#### Written instruction:
Count how many lines of the data include "годов". The answer is that number and nothing else.

#### Dataset:
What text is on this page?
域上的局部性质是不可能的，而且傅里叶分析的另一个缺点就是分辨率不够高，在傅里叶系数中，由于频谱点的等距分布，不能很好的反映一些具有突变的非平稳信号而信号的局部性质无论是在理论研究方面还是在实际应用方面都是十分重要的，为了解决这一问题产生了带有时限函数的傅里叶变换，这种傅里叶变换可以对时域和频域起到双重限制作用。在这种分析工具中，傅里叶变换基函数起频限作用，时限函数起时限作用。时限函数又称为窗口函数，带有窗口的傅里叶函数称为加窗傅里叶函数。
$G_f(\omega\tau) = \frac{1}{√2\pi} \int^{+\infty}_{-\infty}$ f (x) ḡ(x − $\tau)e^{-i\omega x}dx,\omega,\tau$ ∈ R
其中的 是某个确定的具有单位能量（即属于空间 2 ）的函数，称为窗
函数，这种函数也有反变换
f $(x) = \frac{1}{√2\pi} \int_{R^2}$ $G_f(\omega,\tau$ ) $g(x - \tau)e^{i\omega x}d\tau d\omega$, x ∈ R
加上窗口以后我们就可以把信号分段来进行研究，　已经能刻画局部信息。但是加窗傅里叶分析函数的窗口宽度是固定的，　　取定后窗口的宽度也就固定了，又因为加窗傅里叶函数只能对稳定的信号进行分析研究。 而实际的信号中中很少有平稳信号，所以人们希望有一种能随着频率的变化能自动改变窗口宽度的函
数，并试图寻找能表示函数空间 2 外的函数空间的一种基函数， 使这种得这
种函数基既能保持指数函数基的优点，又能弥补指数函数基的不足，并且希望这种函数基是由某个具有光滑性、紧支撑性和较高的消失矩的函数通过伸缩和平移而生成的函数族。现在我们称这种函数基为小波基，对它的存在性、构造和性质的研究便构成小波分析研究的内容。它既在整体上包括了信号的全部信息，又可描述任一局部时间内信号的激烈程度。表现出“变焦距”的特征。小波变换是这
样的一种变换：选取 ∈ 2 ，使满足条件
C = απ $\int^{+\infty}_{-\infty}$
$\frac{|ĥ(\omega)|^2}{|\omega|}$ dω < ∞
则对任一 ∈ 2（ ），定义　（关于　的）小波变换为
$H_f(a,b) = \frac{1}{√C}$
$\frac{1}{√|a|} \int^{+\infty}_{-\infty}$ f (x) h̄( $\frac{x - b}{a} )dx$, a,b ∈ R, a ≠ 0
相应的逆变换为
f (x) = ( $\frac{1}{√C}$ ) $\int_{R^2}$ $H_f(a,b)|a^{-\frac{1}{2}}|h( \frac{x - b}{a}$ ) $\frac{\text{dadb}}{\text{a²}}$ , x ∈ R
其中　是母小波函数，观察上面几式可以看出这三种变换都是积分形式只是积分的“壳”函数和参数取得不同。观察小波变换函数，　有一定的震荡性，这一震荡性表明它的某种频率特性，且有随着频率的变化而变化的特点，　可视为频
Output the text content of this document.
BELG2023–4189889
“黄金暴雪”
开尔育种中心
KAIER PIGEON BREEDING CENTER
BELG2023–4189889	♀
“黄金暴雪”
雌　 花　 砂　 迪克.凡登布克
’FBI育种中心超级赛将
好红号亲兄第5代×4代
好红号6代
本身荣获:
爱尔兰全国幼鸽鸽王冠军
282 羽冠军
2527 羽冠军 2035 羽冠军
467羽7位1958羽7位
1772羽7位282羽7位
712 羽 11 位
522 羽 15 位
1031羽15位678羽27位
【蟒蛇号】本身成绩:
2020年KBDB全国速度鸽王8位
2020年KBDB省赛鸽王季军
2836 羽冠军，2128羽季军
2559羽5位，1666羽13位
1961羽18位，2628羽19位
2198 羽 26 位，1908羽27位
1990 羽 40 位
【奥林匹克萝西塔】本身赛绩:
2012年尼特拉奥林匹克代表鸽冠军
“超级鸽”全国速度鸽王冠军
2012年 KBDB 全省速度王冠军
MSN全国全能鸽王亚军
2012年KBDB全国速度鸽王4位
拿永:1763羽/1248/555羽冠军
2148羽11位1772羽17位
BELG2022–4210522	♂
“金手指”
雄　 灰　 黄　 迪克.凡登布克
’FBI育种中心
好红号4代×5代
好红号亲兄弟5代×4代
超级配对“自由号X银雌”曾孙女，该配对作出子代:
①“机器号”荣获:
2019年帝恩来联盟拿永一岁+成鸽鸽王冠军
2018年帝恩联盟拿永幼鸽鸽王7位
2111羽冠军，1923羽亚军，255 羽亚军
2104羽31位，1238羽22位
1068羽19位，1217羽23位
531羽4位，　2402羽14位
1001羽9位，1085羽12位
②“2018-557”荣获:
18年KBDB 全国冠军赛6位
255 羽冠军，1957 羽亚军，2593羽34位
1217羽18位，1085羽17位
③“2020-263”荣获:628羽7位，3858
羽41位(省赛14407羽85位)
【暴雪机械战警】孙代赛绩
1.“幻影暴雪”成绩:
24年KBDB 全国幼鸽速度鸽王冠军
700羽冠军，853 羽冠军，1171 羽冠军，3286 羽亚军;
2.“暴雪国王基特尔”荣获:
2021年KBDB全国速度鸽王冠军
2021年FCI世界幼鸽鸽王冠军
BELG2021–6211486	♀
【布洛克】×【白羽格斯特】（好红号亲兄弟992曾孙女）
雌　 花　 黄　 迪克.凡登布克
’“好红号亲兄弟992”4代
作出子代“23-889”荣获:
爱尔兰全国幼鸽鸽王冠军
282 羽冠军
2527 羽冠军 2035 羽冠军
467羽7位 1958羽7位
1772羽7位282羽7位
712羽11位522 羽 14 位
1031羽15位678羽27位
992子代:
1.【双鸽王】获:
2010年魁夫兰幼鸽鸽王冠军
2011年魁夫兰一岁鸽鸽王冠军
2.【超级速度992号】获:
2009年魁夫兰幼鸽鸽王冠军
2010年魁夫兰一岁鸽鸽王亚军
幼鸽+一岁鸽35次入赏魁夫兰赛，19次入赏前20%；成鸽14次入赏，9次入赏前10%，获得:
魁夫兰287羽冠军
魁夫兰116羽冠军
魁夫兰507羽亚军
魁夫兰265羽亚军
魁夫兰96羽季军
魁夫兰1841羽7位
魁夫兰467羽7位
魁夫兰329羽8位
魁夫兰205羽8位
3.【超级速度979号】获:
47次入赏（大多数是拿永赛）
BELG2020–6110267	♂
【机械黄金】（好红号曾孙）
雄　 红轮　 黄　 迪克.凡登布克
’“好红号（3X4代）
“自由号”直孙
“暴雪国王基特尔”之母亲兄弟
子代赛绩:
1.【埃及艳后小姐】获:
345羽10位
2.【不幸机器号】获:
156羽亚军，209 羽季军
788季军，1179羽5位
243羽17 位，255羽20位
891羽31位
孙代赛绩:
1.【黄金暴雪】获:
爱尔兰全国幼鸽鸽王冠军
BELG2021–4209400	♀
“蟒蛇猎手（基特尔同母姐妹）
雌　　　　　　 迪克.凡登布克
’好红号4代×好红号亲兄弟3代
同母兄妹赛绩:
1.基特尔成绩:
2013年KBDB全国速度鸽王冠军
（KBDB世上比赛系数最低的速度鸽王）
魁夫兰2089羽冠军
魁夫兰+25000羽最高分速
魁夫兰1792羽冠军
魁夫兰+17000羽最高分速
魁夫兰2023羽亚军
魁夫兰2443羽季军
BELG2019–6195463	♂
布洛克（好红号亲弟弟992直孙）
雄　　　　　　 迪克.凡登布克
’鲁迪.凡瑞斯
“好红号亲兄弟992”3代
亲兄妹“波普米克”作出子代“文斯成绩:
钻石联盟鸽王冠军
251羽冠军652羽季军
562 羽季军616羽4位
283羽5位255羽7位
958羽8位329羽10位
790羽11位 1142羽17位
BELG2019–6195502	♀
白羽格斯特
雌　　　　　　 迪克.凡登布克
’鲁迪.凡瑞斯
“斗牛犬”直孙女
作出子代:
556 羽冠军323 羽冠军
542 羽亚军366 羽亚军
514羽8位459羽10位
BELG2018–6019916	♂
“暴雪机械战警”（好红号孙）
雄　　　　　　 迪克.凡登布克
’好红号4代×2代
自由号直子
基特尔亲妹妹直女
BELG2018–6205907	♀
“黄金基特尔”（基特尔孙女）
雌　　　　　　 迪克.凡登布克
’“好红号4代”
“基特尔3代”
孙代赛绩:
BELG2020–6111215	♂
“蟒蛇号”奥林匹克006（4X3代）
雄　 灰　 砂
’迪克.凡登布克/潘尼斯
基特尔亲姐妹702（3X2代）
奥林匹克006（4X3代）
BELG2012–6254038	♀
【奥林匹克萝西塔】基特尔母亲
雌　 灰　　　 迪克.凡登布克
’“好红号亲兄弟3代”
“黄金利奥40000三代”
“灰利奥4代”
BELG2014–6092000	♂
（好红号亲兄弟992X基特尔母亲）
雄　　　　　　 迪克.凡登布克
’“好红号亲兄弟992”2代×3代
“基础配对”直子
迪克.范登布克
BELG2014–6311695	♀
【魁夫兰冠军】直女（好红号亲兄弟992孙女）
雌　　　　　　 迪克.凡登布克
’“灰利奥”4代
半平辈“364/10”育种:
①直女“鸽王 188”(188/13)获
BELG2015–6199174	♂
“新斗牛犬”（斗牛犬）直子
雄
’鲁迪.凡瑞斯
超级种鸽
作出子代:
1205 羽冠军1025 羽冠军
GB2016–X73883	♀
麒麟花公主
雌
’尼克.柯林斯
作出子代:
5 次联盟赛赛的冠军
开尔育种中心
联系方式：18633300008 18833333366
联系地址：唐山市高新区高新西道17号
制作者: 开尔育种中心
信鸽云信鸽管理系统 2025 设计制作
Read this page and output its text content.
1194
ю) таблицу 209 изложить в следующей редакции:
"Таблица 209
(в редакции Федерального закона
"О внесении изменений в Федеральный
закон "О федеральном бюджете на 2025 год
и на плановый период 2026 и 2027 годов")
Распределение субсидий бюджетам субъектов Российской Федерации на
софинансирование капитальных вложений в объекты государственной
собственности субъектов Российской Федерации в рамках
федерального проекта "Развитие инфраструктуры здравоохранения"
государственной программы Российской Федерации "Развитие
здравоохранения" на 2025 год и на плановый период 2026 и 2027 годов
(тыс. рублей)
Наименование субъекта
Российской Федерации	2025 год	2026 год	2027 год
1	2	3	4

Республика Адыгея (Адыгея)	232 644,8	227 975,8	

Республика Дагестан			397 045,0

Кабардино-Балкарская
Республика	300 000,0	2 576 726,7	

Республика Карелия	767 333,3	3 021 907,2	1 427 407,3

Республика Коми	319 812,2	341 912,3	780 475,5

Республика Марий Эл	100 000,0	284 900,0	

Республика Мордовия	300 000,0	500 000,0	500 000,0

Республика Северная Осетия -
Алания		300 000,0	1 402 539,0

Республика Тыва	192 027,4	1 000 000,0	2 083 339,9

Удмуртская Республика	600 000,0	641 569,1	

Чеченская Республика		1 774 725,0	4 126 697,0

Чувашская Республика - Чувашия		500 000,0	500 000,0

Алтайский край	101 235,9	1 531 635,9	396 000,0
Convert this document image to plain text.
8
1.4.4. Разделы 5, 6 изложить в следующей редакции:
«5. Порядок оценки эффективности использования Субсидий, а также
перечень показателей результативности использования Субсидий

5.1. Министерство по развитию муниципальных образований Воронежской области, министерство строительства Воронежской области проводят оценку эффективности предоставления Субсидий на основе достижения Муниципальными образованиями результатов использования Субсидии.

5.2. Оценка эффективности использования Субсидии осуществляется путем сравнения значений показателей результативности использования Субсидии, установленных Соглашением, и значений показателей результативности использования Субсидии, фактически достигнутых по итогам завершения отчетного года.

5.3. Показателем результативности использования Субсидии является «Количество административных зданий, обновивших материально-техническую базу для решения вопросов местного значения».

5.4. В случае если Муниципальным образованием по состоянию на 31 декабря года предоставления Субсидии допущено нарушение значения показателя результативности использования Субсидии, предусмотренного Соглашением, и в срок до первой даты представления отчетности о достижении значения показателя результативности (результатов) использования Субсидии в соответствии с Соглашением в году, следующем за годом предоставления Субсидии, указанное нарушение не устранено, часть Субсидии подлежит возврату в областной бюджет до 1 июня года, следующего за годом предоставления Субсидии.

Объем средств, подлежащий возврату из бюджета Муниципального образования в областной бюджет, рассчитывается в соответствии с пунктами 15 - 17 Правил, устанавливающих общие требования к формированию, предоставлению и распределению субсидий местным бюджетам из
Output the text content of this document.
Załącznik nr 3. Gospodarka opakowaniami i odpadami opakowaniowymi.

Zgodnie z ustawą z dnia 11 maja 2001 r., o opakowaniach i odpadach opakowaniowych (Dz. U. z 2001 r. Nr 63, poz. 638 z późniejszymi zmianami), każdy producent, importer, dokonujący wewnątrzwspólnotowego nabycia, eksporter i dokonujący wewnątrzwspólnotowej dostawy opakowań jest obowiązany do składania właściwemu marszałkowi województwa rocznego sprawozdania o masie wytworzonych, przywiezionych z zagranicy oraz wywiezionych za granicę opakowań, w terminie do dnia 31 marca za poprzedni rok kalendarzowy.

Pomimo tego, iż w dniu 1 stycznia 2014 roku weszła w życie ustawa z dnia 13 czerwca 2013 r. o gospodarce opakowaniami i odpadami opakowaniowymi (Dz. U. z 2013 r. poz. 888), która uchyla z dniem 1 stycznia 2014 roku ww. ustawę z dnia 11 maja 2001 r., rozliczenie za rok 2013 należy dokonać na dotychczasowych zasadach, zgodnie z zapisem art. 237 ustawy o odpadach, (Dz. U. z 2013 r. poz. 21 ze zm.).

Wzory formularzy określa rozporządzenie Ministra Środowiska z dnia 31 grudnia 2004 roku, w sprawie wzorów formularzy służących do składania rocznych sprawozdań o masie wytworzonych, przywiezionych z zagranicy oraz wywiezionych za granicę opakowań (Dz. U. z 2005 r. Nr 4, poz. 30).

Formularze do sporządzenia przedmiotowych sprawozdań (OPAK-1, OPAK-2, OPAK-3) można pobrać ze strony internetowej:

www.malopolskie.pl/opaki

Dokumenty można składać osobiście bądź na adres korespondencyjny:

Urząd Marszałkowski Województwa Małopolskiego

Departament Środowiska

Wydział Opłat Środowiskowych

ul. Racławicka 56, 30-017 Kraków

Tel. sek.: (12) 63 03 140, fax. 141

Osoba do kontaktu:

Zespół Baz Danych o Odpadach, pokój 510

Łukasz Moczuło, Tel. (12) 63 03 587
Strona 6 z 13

#### Response below:
2